(Items from a data source)
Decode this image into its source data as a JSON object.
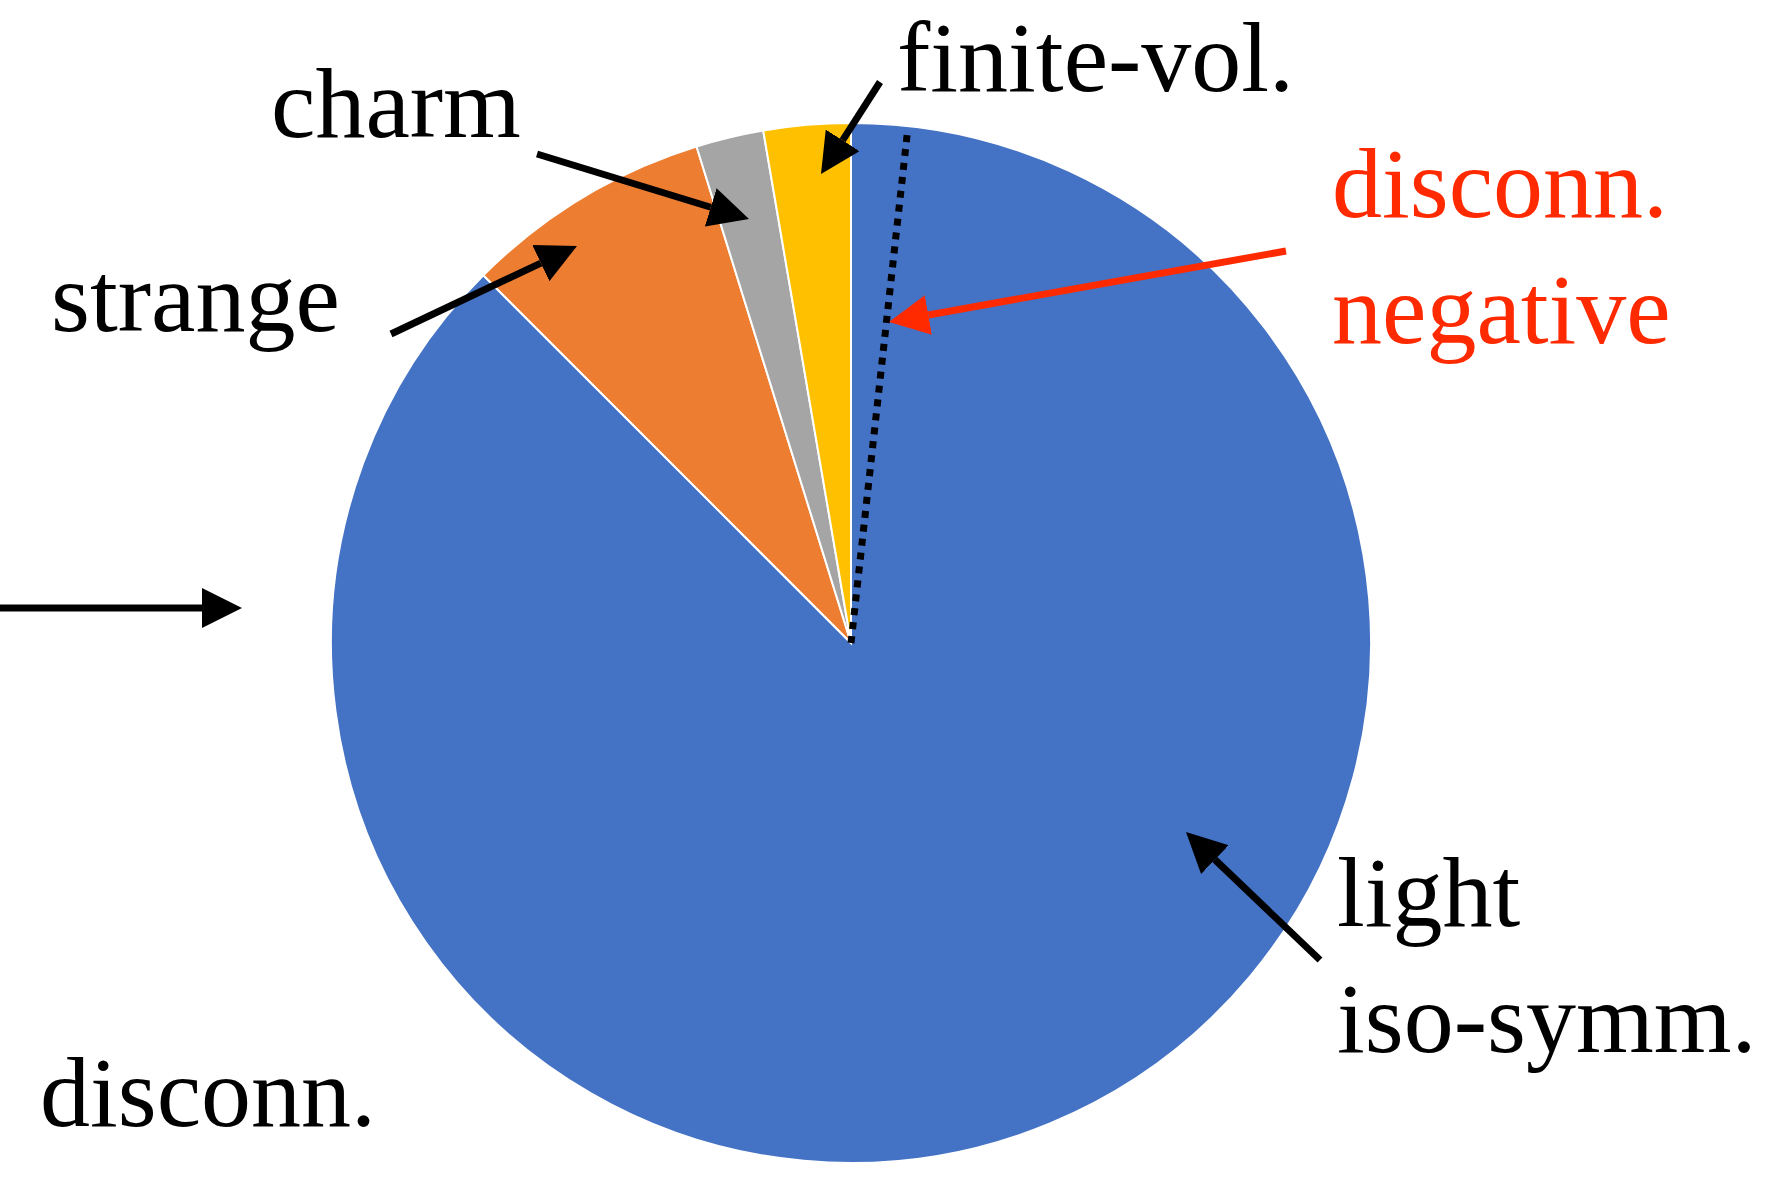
{
  "chart_data": {
    "type": "pie",
    "categories": [
      "light iso-symm.",
      "strange",
      "charm",
      "finite-vol."
    ],
    "values": [
      87.5,
      7.7,
      2.1,
      2.7
    ],
    "colors": [
      "#4472c4",
      "#ed7d31",
      "#a5a5a5",
      "#ffc000"
    ],
    "needle": "light iso-symm.",
    "annotations": [
      "disconn. negative",
      "disconn."
    ]
  }
}
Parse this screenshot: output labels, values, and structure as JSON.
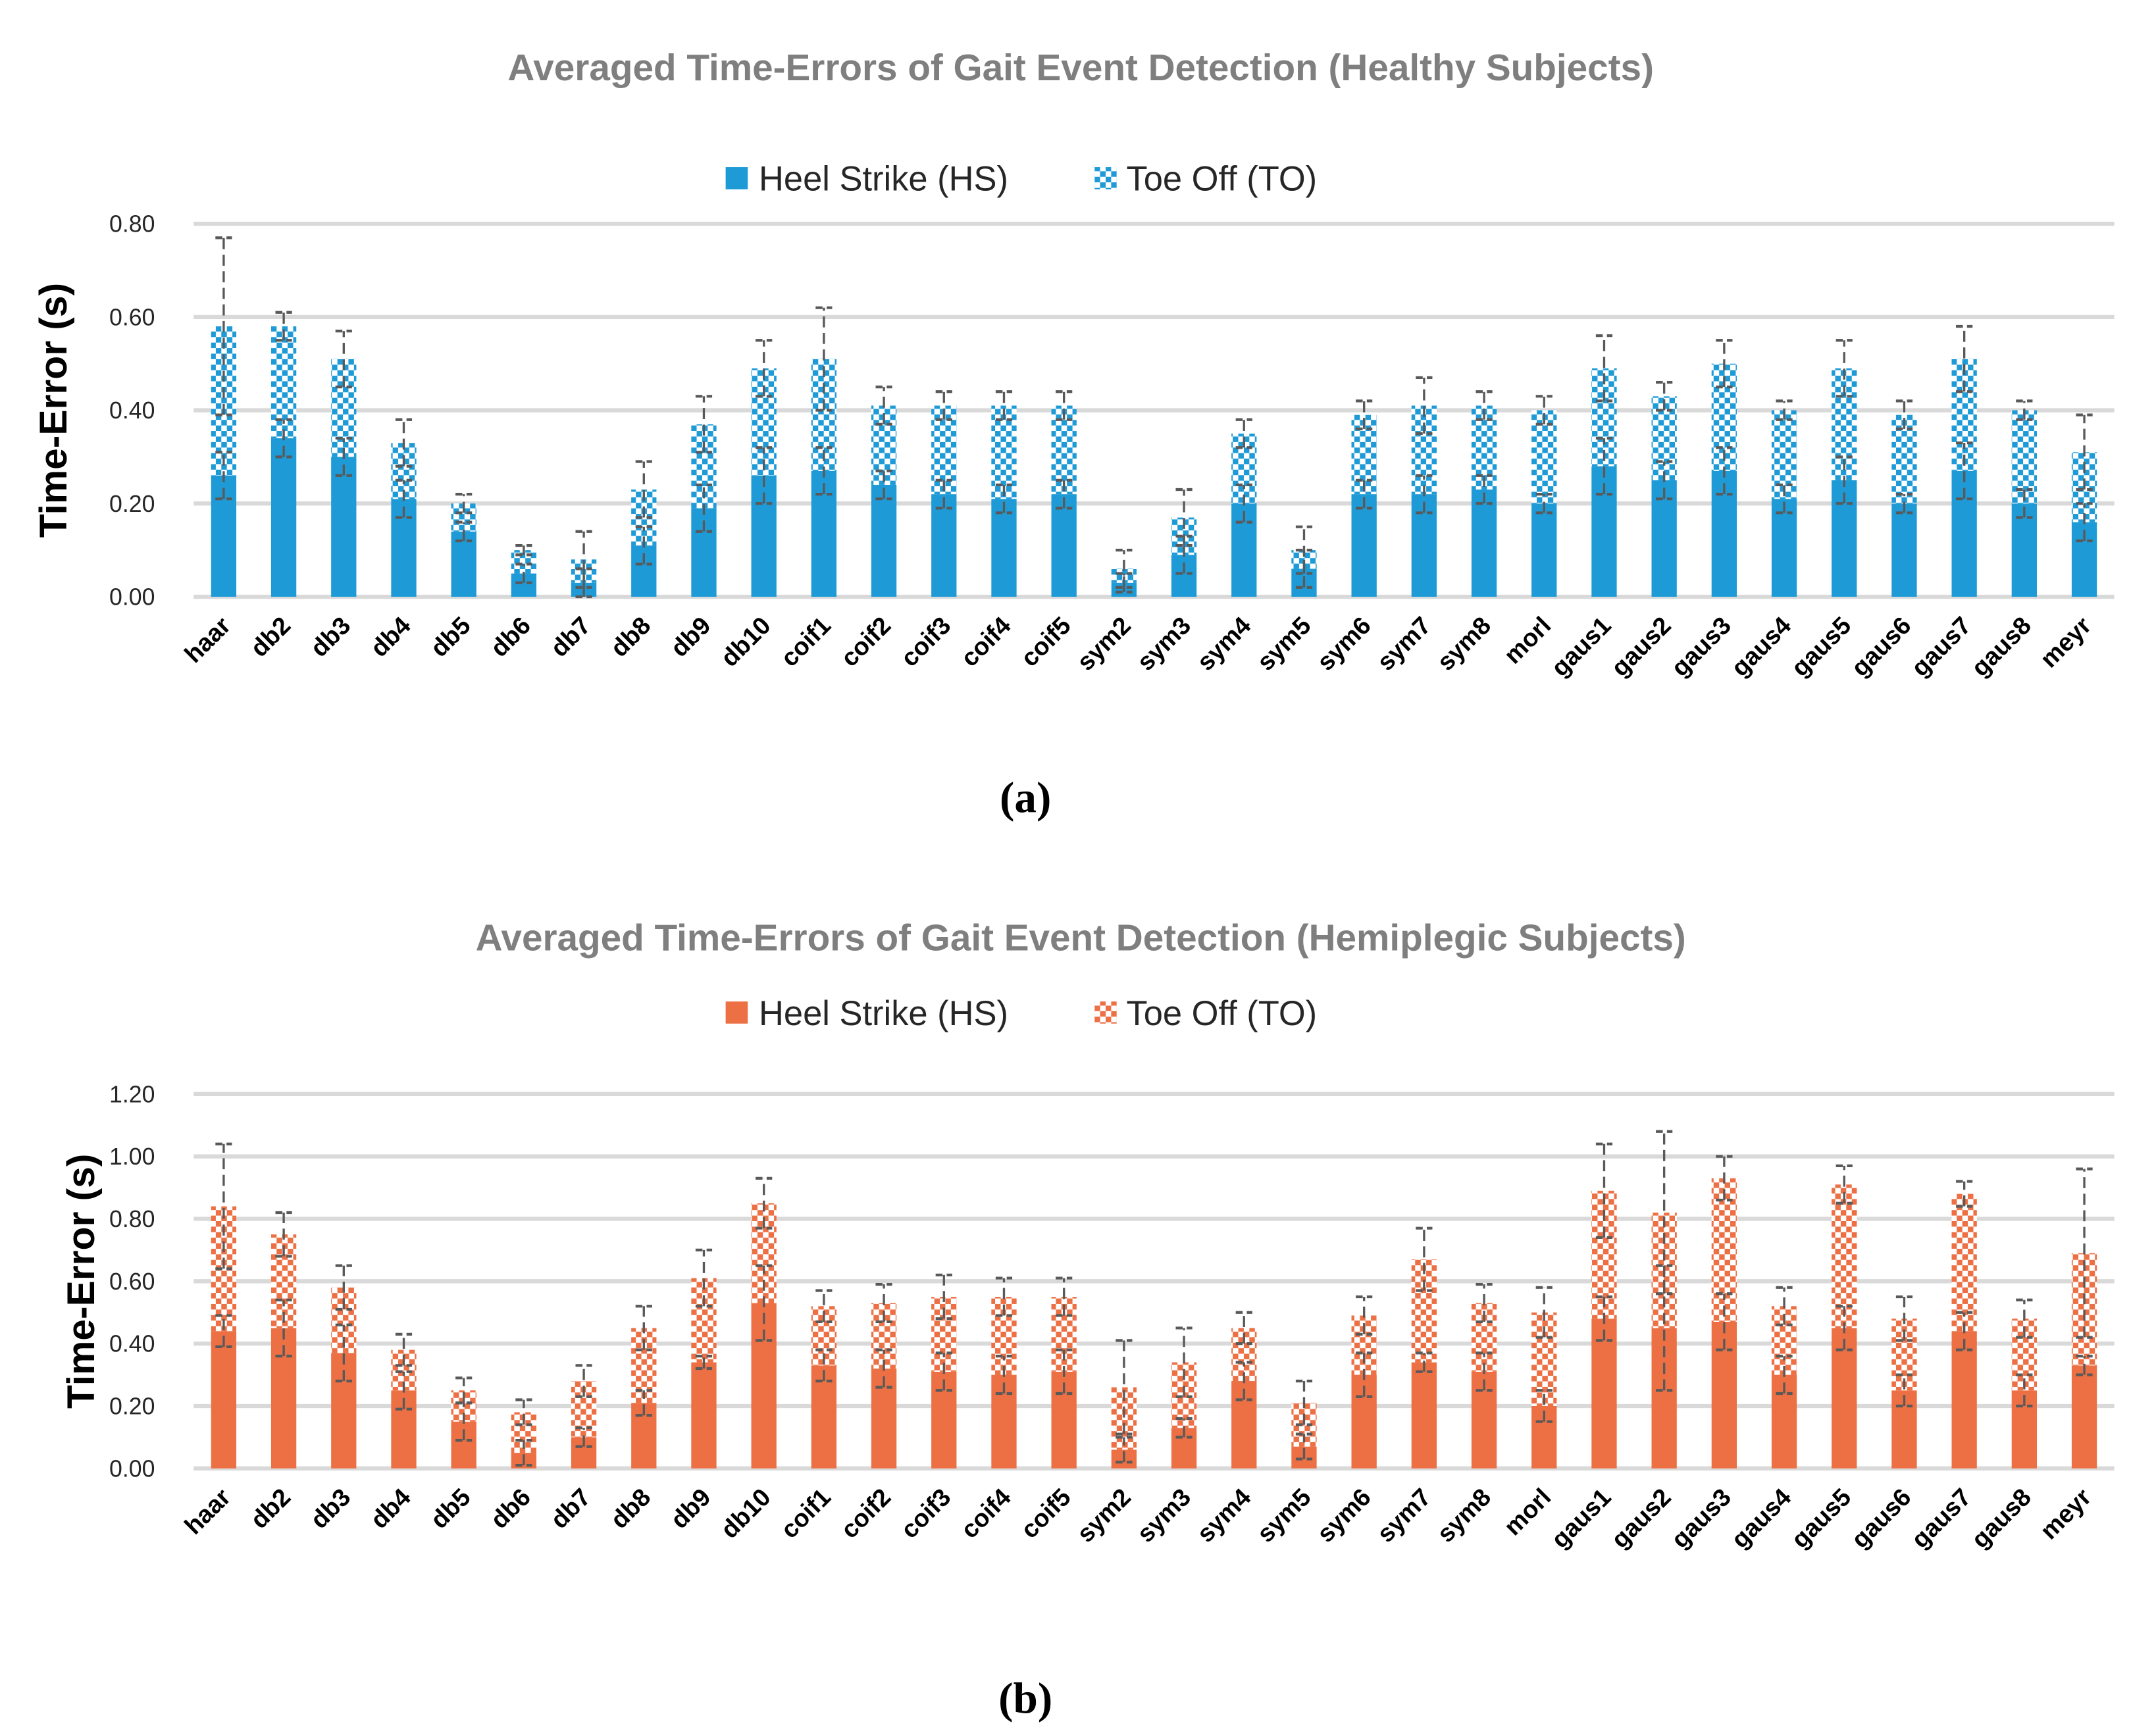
{
  "chart_data": [
    {
      "type": "bar",
      "stacked": true,
      "title": "Averaged Time-Errors of Gait Event Detection (Healthy Subjects)",
      "panel_label": "(a)",
      "xlabel": "",
      "ylabel": "Time-Error (s)",
      "ylim": [
        0,
        0.8
      ],
      "yticks": [
        "0.00",
        "0.20",
        "0.40",
        "0.60",
        "0.80"
      ],
      "grid": true,
      "legend_position": "top-center",
      "colors": {
        "hs": "#1e9bd7",
        "to": "#1e9bd7",
        "error": "#595959"
      },
      "categories": [
        "haar",
        "db2",
        "db3",
        "db4",
        "db5",
        "db6",
        "db7",
        "db8",
        "db9",
        "db10",
        "coif1",
        "coif2",
        "coif3",
        "coif4",
        "coif5",
        "sym2",
        "sym3",
        "sym4",
        "sym5",
        "sym6",
        "sym7",
        "sym8",
        "morl",
        "gaus1",
        "gaus2",
        "gaus3",
        "gaus4",
        "gaus5",
        "gaus6",
        "gaus7",
        "gaus8",
        "meyr"
      ],
      "series": [
        {
          "name": "Heel Strike (HS)",
          "pattern": "solid",
          "values": [
            0.26,
            0.34,
            0.3,
            0.21,
            0.14,
            0.05,
            0.03,
            0.11,
            0.19,
            0.26,
            0.27,
            0.24,
            0.22,
            0.21,
            0.22,
            0.03,
            0.09,
            0.2,
            0.06,
            0.22,
            0.22,
            0.23,
            0.2,
            0.28,
            0.25,
            0.27,
            0.21,
            0.25,
            0.2,
            0.27,
            0.2,
            0.16
          ],
          "errors": [
            0.05,
            0.04,
            0.04,
            0.04,
            0.02,
            0.02,
            0.03,
            0.04,
            0.05,
            0.06,
            0.05,
            0.03,
            0.03,
            0.03,
            0.03,
            0.02,
            0.04,
            0.04,
            0.04,
            0.03,
            0.04,
            0.03,
            0.02,
            0.06,
            0.04,
            0.05,
            0.03,
            0.05,
            0.02,
            0.06,
            0.03,
            0.04
          ]
        },
        {
          "name": "Toe Off (TO)",
          "pattern": "checkered",
          "values": [
            0.32,
            0.24,
            0.21,
            0.12,
            0.06,
            0.05,
            0.05,
            0.12,
            0.18,
            0.23,
            0.24,
            0.17,
            0.19,
            0.2,
            0.19,
            0.03,
            0.08,
            0.15,
            0.04,
            0.17,
            0.19,
            0.18,
            0.2,
            0.21,
            0.18,
            0.23,
            0.19,
            0.24,
            0.19,
            0.24,
            0.2,
            0.15
          ],
          "errors": [
            0.19,
            0.03,
            0.06,
            0.05,
            0.02,
            0.01,
            0.06,
            0.06,
            0.06,
            0.06,
            0.11,
            0.04,
            0.03,
            0.03,
            0.03,
            0.04,
            0.06,
            0.03,
            0.05,
            0.03,
            0.06,
            0.03,
            0.03,
            0.07,
            0.03,
            0.05,
            0.02,
            0.06,
            0.03,
            0.07,
            0.02,
            0.08
          ]
        }
      ]
    },
    {
      "type": "bar",
      "stacked": true,
      "title": "Averaged Time-Errors of Gait Event Detection (Hemiplegic Subjects)",
      "panel_label": "(b)",
      "xlabel": "",
      "ylabel": "Time-Error (s)",
      "ylim": [
        0,
        1.2
      ],
      "yticks": [
        "0.00",
        "0.20",
        "0.40",
        "0.60",
        "0.80",
        "1.00",
        "1.20"
      ],
      "grid": true,
      "legend_position": "top-center",
      "colors": {
        "hs": "#ec7044",
        "to": "#ec7044",
        "error": "#595959"
      },
      "categories": [
        "haar",
        "db2",
        "db3",
        "db4",
        "db5",
        "db6",
        "db7",
        "db8",
        "db9",
        "db10",
        "coif1",
        "coif2",
        "coif3",
        "coif4",
        "coif5",
        "sym2",
        "sym3",
        "sym4",
        "sym5",
        "sym6",
        "sym7",
        "sym8",
        "morl",
        "gaus1",
        "gaus2",
        "gaus3",
        "gaus4",
        "gaus5",
        "gaus6",
        "gaus7",
        "gaus8",
        "meyr"
      ],
      "series": [
        {
          "name": "Heel Strike (HS)",
          "pattern": "solid",
          "values": [
            0.44,
            0.45,
            0.37,
            0.25,
            0.15,
            0.05,
            0.1,
            0.21,
            0.34,
            0.53,
            0.33,
            0.32,
            0.31,
            0.3,
            0.31,
            0.06,
            0.13,
            0.28,
            0.07,
            0.3,
            0.34,
            0.31,
            0.2,
            0.48,
            0.45,
            0.47,
            0.3,
            0.45,
            0.25,
            0.44,
            0.25,
            0.33
          ],
          "errors": [
            0.05,
            0.09,
            0.09,
            0.06,
            0.06,
            0.04,
            0.03,
            0.04,
            0.02,
            0.12,
            0.05,
            0.06,
            0.06,
            0.06,
            0.07,
            0.04,
            0.03,
            0.06,
            0.04,
            0.07,
            0.03,
            0.06,
            0.05,
            0.07,
            0.2,
            0.09,
            0.06,
            0.07,
            0.05,
            0.06,
            0.05,
            0.03
          ]
        },
        {
          "name": "Toe Off (TO)",
          "pattern": "checkered",
          "values": [
            0.4,
            0.3,
            0.21,
            0.13,
            0.1,
            0.13,
            0.18,
            0.24,
            0.27,
            0.32,
            0.19,
            0.21,
            0.24,
            0.25,
            0.24,
            0.2,
            0.21,
            0.17,
            0.14,
            0.19,
            0.33,
            0.22,
            0.3,
            0.41,
            0.37,
            0.46,
            0.22,
            0.46,
            0.23,
            0.44,
            0.23,
            0.36
          ],
          "errors": [
            0.2,
            0.07,
            0.07,
            0.05,
            0.04,
            0.04,
            0.05,
            0.07,
            0.09,
            0.08,
            0.05,
            0.06,
            0.07,
            0.06,
            0.06,
            0.15,
            0.11,
            0.05,
            0.07,
            0.06,
            0.1,
            0.06,
            0.08,
            0.15,
            0.26,
            0.07,
            0.06,
            0.06,
            0.07,
            0.04,
            0.06,
            0.27
          ]
        }
      ]
    }
  ]
}
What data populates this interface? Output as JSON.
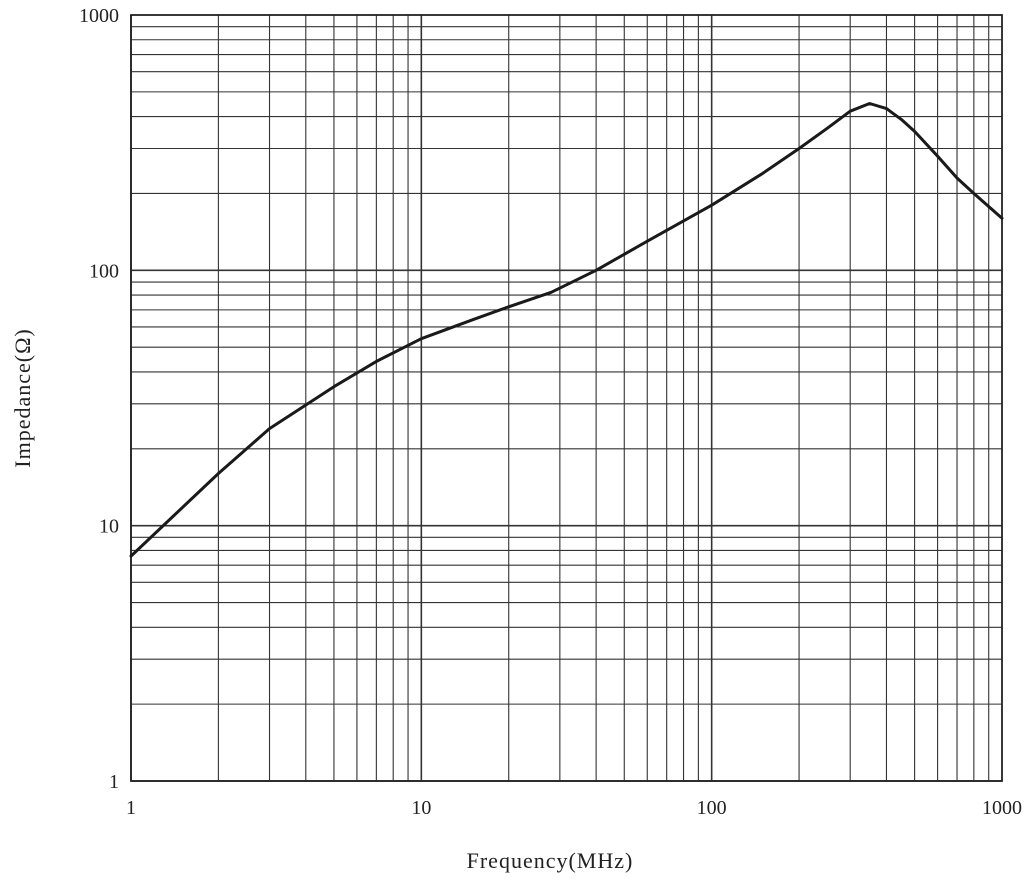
{
  "chart_data": {
    "type": "line",
    "xscale": "log",
    "yscale": "log",
    "xlim": [
      1,
      1000
    ],
    "ylim": [
      1,
      1000
    ],
    "xlabel": "Frequency(MHz)",
    "ylabel": "Impedance(Ω)",
    "x_ticks": [
      "1",
      "10",
      "100",
      "1000"
    ],
    "y_ticks": [
      "1",
      "10",
      "100",
      "1000"
    ],
    "grid": true,
    "line_color": "#1a1a1a",
    "grid_color": "#333333",
    "series": [
      {
        "x": [
          1,
          2,
          3,
          5,
          7,
          10,
          15,
          20,
          28,
          40,
          60,
          100,
          150,
          200,
          250,
          300,
          350,
          400,
          450,
          500,
          600,
          700,
          800,
          1000
        ],
        "y": [
          7.6,
          16,
          24,
          35,
          44,
          54,
          64,
          72,
          82,
          100,
          130,
          180,
          240,
          300,
          360,
          420,
          450,
          430,
          390,
          350,
          280,
          230,
          200,
          160
        ]
      }
    ]
  }
}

**GOAL**
Print exactly the span of lines that begins with the line containing "What data populates" and ends with the last line of the listing, with no pictures.

**RESPONSE**
What data populates this interface? Output as JSON.
{
  "chart_data": {
    "type": "line",
    "xscale": "log",
    "yscale": "log",
    "xlim": [
      1,
      1000
    ],
    "ylim": [
      1,
      1000
    ],
    "xlabel": "Frequency(MHz)",
    "ylabel": "Impedance(Ω)",
    "x_ticks": [
      "1",
      "10",
      "100",
      "1000"
    ],
    "y_ticks": [
      "1",
      "10",
      "100",
      "1000"
    ],
    "grid": true,
    "line_color": "#1a1a1a",
    "grid_color": "#333333",
    "series": [
      {
        "x": [
          1,
          2,
          3,
          5,
          7,
          10,
          15,
          20,
          28,
          40,
          60,
          100,
          150,
          200,
          250,
          300,
          350,
          400,
          450,
          500,
          600,
          700,
          800,
          1000
        ],
        "y": [
          7.6,
          16,
          24,
          35,
          44,
          54,
          64,
          72,
          82,
          100,
          130,
          180,
          240,
          300,
          360,
          420,
          450,
          430,
          390,
          350,
          280,
          230,
          200,
          160
        ]
      }
    ]
  }
}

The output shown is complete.